╭──
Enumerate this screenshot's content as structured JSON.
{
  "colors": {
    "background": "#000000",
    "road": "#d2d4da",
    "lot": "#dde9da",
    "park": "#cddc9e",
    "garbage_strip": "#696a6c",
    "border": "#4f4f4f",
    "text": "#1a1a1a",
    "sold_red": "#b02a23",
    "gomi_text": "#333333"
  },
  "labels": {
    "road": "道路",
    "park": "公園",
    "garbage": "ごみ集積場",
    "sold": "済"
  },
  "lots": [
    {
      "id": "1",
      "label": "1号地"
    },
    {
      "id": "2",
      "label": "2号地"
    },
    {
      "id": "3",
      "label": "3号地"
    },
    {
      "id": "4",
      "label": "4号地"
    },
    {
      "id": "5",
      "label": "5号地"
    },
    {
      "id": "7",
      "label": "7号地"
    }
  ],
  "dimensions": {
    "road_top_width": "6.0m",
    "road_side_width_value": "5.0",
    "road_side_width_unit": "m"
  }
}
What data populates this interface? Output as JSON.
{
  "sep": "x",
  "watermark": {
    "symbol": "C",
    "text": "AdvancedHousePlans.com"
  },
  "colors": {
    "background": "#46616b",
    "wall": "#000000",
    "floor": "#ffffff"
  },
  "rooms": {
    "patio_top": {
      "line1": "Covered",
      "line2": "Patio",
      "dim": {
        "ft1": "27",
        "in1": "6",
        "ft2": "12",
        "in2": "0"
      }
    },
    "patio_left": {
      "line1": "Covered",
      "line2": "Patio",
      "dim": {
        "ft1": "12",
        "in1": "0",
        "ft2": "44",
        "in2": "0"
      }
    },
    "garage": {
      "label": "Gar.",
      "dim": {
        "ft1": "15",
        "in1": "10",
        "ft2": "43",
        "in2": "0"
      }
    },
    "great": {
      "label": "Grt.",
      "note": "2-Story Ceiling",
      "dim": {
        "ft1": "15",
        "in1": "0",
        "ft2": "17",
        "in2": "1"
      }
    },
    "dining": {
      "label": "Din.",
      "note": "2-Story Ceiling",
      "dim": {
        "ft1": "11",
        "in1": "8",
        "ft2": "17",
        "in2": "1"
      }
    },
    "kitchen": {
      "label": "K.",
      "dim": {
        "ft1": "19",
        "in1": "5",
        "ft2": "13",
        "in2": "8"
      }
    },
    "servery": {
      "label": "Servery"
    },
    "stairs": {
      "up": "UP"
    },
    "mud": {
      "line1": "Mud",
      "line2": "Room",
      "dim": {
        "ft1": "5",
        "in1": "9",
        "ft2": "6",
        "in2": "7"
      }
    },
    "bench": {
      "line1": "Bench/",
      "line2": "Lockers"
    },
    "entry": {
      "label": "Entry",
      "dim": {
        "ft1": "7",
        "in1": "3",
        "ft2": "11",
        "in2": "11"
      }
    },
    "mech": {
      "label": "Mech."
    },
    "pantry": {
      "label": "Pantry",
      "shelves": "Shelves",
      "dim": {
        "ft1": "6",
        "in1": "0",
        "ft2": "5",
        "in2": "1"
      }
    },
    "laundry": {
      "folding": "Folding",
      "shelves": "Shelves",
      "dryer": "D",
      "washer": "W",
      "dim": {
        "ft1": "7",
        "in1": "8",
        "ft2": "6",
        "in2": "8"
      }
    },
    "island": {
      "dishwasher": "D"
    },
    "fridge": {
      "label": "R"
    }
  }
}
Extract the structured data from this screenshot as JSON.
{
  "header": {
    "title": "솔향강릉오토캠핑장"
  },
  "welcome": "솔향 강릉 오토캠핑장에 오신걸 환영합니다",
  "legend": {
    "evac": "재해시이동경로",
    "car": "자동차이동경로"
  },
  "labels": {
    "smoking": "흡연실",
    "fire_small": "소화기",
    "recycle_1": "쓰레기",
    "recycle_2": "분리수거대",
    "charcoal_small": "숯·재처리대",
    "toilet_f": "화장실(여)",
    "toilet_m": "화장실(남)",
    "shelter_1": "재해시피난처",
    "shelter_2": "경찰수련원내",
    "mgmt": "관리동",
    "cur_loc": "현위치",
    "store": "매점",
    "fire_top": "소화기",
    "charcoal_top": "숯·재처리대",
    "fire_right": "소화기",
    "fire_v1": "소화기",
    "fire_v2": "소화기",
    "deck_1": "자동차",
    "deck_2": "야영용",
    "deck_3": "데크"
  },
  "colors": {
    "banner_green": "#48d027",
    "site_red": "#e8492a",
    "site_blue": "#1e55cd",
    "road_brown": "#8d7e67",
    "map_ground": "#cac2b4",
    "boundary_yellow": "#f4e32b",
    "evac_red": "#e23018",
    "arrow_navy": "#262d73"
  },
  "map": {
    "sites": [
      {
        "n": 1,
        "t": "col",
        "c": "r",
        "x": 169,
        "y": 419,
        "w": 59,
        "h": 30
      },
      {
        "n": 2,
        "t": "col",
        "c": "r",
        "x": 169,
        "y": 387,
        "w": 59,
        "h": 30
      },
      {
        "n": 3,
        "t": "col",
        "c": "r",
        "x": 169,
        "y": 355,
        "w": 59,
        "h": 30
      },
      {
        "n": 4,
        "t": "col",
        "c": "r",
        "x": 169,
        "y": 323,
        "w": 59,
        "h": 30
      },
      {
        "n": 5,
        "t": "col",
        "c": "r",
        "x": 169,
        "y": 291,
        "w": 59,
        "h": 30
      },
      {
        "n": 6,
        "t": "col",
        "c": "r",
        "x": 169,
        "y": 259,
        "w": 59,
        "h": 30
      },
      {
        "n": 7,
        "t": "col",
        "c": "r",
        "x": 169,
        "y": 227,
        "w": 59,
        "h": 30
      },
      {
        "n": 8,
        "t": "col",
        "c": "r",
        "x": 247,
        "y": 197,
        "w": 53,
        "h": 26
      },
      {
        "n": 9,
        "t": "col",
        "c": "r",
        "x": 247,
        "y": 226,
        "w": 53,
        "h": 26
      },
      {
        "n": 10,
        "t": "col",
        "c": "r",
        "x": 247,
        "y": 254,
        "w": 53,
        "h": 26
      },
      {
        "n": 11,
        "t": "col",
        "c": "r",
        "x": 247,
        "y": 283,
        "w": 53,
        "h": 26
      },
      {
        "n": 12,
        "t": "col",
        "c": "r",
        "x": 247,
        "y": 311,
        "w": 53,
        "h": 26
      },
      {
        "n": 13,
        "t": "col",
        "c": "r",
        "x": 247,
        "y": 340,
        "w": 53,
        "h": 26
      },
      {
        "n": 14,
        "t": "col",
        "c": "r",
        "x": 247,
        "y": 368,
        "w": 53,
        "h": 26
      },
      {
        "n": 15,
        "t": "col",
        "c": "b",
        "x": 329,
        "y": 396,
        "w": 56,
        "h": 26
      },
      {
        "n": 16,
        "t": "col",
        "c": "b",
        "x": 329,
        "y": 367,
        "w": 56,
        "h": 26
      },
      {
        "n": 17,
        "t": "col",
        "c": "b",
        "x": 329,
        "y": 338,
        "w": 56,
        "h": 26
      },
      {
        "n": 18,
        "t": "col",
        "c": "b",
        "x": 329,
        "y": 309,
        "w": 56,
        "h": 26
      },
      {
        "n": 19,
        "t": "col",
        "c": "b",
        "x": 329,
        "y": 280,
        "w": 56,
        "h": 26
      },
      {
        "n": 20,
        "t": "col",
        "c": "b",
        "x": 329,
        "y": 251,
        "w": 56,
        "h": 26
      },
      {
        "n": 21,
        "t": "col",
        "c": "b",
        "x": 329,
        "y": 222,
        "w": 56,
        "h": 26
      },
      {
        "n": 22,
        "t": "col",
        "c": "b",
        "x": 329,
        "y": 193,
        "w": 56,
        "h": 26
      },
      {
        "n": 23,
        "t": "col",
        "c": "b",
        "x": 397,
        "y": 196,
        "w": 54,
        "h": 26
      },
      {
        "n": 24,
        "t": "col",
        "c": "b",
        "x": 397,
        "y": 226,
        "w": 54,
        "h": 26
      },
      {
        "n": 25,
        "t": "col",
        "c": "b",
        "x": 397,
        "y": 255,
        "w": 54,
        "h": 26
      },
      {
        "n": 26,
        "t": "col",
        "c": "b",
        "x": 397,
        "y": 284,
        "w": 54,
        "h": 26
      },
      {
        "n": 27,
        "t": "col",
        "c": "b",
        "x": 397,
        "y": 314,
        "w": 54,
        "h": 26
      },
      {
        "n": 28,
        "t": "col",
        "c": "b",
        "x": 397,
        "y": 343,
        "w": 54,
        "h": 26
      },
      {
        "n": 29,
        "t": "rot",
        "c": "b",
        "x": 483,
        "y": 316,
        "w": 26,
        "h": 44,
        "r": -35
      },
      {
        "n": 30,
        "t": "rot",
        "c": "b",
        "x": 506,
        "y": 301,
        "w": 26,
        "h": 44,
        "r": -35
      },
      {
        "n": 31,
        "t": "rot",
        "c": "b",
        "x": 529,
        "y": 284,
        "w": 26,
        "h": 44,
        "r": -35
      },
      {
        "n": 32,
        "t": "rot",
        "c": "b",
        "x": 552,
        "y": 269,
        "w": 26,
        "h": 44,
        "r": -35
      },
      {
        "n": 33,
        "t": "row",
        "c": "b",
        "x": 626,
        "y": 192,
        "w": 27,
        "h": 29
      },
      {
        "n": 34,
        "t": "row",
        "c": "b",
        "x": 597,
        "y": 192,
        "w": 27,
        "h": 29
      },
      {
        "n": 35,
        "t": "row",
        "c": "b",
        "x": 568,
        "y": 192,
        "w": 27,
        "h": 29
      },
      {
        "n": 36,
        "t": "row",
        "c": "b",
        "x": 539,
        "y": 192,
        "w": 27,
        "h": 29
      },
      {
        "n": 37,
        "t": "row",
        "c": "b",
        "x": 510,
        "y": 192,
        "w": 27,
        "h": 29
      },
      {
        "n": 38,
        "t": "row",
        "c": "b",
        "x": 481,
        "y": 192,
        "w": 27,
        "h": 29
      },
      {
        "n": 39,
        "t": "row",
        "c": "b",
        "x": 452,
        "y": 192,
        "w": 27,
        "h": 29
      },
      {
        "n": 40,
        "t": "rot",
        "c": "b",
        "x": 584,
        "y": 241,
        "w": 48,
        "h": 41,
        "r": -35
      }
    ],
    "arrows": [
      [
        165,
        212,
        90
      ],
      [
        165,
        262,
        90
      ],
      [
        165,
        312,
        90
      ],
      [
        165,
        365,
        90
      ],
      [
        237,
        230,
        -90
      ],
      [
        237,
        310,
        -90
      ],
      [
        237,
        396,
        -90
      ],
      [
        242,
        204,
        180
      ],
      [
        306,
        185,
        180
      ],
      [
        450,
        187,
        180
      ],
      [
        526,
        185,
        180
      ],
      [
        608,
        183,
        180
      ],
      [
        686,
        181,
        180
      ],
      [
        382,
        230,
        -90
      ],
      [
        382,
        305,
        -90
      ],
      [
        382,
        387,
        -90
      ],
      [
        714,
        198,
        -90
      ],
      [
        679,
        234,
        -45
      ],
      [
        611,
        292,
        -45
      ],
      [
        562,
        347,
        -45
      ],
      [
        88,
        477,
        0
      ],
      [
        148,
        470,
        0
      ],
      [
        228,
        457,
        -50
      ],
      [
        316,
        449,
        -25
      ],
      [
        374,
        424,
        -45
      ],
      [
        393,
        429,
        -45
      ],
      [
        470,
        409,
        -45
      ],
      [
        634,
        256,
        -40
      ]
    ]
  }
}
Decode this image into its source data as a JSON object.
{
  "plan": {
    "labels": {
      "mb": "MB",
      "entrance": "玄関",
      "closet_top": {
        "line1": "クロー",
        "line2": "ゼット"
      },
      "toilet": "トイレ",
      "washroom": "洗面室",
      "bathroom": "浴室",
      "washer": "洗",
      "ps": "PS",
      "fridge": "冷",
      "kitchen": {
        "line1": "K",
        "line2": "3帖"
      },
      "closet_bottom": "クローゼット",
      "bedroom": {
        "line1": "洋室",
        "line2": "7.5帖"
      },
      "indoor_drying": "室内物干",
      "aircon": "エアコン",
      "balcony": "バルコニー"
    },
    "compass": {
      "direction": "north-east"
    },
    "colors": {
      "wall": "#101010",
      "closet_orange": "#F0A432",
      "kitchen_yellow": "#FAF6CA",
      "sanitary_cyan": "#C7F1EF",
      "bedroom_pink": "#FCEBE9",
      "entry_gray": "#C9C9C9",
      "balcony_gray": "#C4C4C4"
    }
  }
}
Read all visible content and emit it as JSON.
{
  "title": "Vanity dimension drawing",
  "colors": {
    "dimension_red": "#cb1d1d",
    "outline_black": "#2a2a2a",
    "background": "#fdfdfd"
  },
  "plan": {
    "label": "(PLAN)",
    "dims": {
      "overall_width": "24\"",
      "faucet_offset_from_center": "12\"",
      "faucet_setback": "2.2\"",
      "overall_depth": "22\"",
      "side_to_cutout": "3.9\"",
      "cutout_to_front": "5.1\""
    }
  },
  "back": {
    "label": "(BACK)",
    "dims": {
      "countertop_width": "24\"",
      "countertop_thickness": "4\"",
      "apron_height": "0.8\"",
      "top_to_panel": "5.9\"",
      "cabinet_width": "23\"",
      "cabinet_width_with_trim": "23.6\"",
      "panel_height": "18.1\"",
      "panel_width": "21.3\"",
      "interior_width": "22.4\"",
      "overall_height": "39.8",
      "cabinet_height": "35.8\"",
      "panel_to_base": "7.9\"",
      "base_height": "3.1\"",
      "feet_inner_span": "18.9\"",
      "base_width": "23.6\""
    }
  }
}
╰──
Reproduce the final stretch of the data above: every line from the one holding "Read all visible content and emit it as JSON." through the end, inclusive, exactly as written and nothing else.

Read all visible content and emit it as JSON.
{
  "title": "Vanity dimension drawing",
  "colors": {
    "dimension_red": "#cb1d1d",
    "outline_black": "#2a2a2a",
    "background": "#fdfdfd"
  },
  "plan": {
    "label": "(PLAN)",
    "dims": {
      "overall_width": "24\"",
      "faucet_offset_from_center": "12\"",
      "faucet_setback": "2.2\"",
      "overall_depth": "22\"",
      "side_to_cutout": "3.9\"",
      "cutout_to_front": "5.1\""
    }
  },
  "back": {
    "label": "(BACK)",
    "dims": {
      "countertop_width": "24\"",
      "countertop_thickness": "4\"",
      "apron_height": "0.8\"",
      "top_to_panel": "5.9\"",
      "cabinet_width": "23\"",
      "cabinet_width_with_trim": "23.6\"",
      "panel_height": "18.1\"",
      "panel_width": "21.3\"",
      "interior_width": "22.4\"",
      "overall_height": "39.8",
      "cabinet_height": "35.8\"",
      "panel_to_base": "7.9\"",
      "base_height": "3.1\"",
      "feet_inner_span": "18.9\"",
      "base_width": "23.6\""
    }
  }
}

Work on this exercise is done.